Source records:
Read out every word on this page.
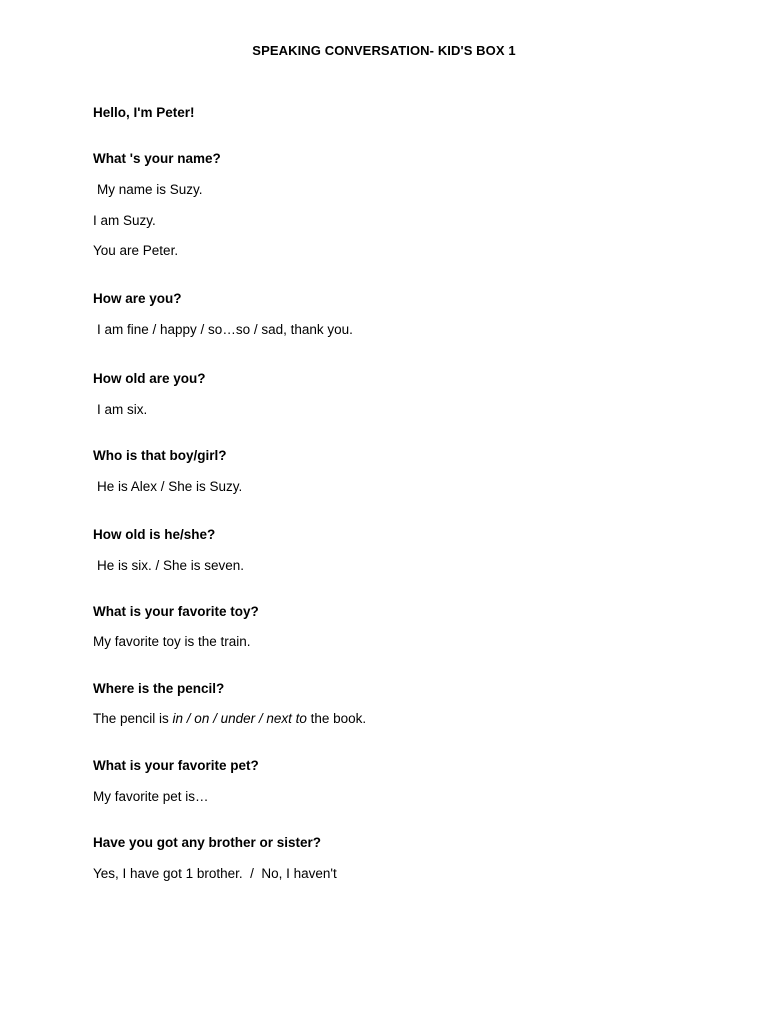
SPEAKING CONVERSATION- KID'S BOX 1
Hello, I'm Peter!
What 's your name?
My name is Suzy.
I am Suzy.
You are Peter.
How are you?
I am fine / happy / so…so / sad, thank you.
How old are you?
I am six.
Who is that boy/girl?
He is Alex / She is Suzy.
How old is he/she?
He is six. / She is seven.
What is your favorite toy?
My favorite toy is the train.
Where is the pencil?
The pencil is in / on / under / next to the book.
What is your favorite pet?
My favorite pet is…
Have you got any brother or sister?
Yes, I have got 1 brother.  /  No, I haven't
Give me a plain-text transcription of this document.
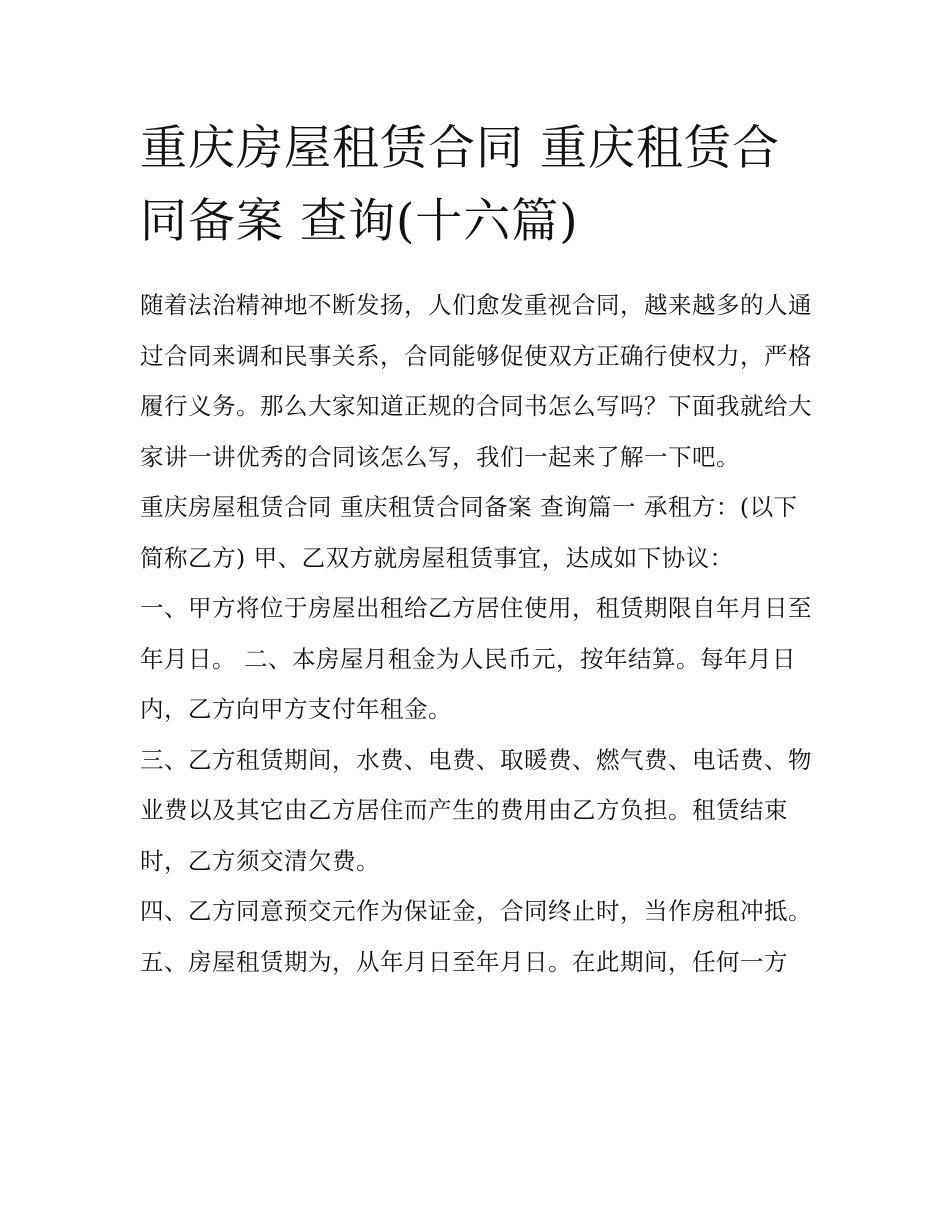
重庆房屋租赁合同 重庆租赁合同备案 查询(十六篇)

随着法治精神地不断发扬，人们愈发重视合同，越来越多的人通过合同来调和民事关系，合同能够促使双方正确行使权力，严格履行义务。那么大家知道正规的合同书怎么写吗？下面我就给大家讲一讲优秀的合同该怎么写，我们一起来了解一下吧。

重庆房屋租赁合同 重庆租赁合同备案 查询篇一 承租方：(以下简称乙方) 甲、乙双方就房屋租赁事宜，达成如下协议：

一、甲方将位于房屋出租给乙方居住使用，租赁期限自年月日至年月日。 二、本房屋月租金为人民币元，按年结算。每年月日内，乙方向甲方支付年租金。

三、乙方租赁期间，水费、电费、取暖费、燃气费、电话费、物业费以及其它由乙方居住而产生的费用由乙方负担。租赁结束时，乙方须交清欠费。

四、乙方同意预交元作为保证金，合同终止时，当作房租冲抵。

五、房屋租赁期为，从年月日至年月日。在此期间，任何一方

Challenge: With pictures omitted, copy exactly the lines from the one containing "Give me a plain-text" through the final line of the listing, both included.

Solved exercise:
Give me a plain-text transcription of this document.
重庆房屋租赁合同 重庆租赁合同备案 查询(十六篇)

随着法治精神地不断发扬，人们愈发重视合同，越来越多的人通过合同来调和民事关系，合同能够促使双方正确行使权力，严格履行义务。那么大家知道正规的合同书怎么写吗？下面我就给大家讲一讲优秀的合同该怎么写，我们一起来了解一下吧。

重庆房屋租赁合同 重庆租赁合同备案 查询篇一 承租方：(以下简称乙方) 甲、乙双方就房屋租赁事宜，达成如下协议：

一、甲方将位于房屋出租给乙方居住使用，租赁期限自年月日至年月日。 二、本房屋月租金为人民币元，按年结算。每年月日内，乙方向甲方支付年租金。

三、乙方租赁期间，水费、电费、取暖费、燃气费、电话费、物业费以及其它由乙方居住而产生的费用由乙方负担。租赁结束时，乙方须交清欠费。

四、乙方同意预交元作为保证金，合同终止时，当作房租冲抵。

五、房屋租赁期为，从年月日至年月日。在此期间，任何一方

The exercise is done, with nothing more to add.